§ The exercise: Pull out each line of the records holding the string "image".

§ Stored records:
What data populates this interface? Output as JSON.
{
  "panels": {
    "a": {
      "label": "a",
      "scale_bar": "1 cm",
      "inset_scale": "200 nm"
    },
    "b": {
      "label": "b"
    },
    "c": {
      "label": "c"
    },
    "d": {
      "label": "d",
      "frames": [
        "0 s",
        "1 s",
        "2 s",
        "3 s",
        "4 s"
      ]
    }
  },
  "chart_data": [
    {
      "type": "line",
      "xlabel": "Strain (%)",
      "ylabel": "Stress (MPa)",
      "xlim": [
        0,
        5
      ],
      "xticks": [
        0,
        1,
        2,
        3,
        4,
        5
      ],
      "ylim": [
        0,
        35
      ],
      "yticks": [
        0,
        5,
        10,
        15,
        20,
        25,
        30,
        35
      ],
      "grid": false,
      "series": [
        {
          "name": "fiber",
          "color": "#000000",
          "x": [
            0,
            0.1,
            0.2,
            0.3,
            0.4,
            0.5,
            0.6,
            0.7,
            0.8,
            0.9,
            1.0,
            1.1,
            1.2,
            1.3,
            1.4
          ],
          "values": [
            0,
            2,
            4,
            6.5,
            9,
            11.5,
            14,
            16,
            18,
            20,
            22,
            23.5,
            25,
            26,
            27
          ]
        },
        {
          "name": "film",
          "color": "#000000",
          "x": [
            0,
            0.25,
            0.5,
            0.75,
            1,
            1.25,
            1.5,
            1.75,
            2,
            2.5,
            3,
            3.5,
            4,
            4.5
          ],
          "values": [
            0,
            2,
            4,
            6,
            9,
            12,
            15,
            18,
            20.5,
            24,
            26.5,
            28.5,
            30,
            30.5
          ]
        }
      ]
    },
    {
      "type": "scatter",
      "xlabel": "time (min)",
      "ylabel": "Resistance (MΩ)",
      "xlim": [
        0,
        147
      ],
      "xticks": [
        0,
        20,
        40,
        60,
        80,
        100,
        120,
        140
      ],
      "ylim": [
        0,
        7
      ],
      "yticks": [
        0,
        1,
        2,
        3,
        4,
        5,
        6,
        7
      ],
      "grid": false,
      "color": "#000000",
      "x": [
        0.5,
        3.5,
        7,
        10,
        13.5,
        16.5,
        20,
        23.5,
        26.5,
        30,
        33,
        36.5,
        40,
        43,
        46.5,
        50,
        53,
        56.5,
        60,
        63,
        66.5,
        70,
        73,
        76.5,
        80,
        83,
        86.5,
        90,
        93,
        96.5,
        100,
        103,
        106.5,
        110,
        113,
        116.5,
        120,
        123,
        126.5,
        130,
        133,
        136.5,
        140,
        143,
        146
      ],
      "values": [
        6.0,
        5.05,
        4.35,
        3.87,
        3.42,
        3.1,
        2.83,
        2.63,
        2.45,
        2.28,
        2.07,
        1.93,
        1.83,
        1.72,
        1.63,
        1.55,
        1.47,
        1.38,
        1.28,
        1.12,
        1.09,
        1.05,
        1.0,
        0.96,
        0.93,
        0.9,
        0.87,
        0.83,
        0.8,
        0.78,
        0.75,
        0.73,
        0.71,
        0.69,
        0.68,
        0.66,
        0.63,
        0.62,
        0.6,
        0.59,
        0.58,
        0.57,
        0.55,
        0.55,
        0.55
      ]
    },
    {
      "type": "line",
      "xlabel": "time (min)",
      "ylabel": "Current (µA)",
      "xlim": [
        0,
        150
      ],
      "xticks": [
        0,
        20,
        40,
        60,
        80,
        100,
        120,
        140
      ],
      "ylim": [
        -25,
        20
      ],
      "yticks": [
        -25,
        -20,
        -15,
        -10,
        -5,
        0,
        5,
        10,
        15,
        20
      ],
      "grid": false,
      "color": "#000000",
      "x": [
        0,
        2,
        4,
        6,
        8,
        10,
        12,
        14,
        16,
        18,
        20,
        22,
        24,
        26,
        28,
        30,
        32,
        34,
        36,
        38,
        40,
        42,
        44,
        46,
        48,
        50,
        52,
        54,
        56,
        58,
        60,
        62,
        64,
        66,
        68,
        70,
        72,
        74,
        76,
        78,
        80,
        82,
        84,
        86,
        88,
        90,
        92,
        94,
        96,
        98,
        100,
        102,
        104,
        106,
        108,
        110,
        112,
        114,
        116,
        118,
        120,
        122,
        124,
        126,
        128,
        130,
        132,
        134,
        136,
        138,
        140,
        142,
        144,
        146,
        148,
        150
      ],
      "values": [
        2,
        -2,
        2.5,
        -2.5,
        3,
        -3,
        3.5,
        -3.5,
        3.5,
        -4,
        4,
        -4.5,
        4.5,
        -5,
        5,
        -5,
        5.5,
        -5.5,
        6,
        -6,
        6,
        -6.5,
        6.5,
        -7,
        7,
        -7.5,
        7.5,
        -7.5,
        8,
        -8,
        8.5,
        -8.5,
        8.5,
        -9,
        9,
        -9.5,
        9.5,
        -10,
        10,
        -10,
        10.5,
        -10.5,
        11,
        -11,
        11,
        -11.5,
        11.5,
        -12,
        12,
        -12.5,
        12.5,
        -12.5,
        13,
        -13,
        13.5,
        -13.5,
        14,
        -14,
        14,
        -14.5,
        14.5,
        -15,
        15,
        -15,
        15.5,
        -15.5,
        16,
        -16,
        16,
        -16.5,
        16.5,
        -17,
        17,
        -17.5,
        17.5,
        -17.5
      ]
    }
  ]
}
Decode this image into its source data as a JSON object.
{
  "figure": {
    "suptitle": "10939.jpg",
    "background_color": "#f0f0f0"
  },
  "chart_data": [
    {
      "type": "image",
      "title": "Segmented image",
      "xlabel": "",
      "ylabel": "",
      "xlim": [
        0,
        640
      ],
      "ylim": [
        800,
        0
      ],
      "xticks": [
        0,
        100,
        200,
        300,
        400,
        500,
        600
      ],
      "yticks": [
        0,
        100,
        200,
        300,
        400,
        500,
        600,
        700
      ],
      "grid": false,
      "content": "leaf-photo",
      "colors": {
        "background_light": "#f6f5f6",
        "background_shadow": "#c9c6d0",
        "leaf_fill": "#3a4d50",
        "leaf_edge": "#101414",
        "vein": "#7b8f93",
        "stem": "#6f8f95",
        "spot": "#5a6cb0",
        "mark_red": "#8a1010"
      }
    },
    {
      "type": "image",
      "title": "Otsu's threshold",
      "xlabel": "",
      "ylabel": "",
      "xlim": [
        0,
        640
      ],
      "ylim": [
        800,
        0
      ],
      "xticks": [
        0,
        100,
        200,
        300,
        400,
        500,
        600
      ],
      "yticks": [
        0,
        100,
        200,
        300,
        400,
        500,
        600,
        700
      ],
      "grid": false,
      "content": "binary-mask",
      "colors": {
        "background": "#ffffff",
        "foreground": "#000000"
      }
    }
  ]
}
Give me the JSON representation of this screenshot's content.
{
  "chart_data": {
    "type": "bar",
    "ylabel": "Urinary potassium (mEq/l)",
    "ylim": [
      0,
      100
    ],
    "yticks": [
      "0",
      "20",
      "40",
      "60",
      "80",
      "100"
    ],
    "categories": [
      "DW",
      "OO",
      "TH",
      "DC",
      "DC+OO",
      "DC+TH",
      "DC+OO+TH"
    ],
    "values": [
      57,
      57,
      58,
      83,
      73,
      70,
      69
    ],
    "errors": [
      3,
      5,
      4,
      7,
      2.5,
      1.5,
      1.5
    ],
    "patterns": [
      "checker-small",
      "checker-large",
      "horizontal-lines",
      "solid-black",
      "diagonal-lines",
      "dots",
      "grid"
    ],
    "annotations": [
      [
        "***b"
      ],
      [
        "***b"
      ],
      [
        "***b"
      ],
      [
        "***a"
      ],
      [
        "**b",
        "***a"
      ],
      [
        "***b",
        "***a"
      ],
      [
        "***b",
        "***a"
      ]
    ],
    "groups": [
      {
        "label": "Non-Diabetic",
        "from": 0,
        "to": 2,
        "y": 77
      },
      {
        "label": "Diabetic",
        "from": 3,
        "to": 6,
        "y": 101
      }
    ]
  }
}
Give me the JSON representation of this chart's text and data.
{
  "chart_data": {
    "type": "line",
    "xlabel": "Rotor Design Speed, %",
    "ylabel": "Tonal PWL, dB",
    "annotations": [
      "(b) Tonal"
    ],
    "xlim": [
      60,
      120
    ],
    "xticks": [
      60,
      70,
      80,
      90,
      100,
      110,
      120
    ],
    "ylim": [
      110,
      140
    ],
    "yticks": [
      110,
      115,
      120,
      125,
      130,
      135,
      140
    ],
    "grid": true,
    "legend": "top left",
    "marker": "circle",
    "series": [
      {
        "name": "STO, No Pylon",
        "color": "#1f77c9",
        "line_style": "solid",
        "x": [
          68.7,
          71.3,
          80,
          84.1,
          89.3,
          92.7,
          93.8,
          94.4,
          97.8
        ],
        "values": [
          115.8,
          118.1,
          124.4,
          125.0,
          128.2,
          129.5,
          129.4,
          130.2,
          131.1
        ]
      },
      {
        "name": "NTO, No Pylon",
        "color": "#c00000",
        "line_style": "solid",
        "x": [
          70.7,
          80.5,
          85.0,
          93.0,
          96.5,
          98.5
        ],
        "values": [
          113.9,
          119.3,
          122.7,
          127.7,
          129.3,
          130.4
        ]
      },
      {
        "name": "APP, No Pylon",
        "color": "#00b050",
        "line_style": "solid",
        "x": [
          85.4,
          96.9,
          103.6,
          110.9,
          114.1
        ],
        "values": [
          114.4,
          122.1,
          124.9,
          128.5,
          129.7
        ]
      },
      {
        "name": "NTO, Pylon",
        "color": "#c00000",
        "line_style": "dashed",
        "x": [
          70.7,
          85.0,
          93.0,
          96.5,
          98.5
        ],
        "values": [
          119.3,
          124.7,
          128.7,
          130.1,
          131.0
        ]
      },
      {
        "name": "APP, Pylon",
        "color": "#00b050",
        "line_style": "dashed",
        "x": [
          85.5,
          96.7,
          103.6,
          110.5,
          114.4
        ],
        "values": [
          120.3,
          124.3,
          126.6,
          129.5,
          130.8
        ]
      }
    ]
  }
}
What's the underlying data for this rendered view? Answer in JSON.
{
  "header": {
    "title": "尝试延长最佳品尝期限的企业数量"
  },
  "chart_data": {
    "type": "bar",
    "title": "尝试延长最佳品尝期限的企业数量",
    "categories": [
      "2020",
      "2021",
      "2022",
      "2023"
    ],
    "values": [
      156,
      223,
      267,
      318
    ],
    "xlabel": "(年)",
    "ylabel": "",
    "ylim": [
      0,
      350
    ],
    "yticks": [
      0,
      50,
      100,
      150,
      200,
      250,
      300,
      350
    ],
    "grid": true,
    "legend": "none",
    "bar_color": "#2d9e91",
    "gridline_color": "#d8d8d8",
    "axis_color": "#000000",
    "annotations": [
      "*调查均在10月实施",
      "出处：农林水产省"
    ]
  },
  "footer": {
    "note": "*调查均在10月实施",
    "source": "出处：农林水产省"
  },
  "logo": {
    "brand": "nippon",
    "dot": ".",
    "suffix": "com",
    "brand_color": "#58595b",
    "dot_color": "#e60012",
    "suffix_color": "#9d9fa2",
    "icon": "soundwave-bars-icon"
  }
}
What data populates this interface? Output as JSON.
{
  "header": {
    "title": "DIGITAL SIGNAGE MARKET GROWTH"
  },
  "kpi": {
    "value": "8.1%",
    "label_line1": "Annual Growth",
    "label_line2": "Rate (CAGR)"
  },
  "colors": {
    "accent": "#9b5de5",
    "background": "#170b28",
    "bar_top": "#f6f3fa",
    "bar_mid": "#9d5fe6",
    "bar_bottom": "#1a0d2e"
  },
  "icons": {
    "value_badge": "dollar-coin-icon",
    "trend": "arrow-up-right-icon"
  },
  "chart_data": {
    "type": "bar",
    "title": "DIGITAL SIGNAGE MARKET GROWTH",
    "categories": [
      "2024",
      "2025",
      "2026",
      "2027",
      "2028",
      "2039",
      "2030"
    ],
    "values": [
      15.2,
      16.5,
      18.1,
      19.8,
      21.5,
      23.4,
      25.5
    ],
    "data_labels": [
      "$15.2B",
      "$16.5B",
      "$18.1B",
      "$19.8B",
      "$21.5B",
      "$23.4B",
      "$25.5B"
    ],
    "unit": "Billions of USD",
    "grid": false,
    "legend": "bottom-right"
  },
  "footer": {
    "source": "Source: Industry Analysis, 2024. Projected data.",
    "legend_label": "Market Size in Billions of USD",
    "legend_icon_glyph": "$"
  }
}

§ Written answer:
Decode this image into its source data as a JSON object.
      "type": "image",
      "title": "Segmented image",
      "type": "image",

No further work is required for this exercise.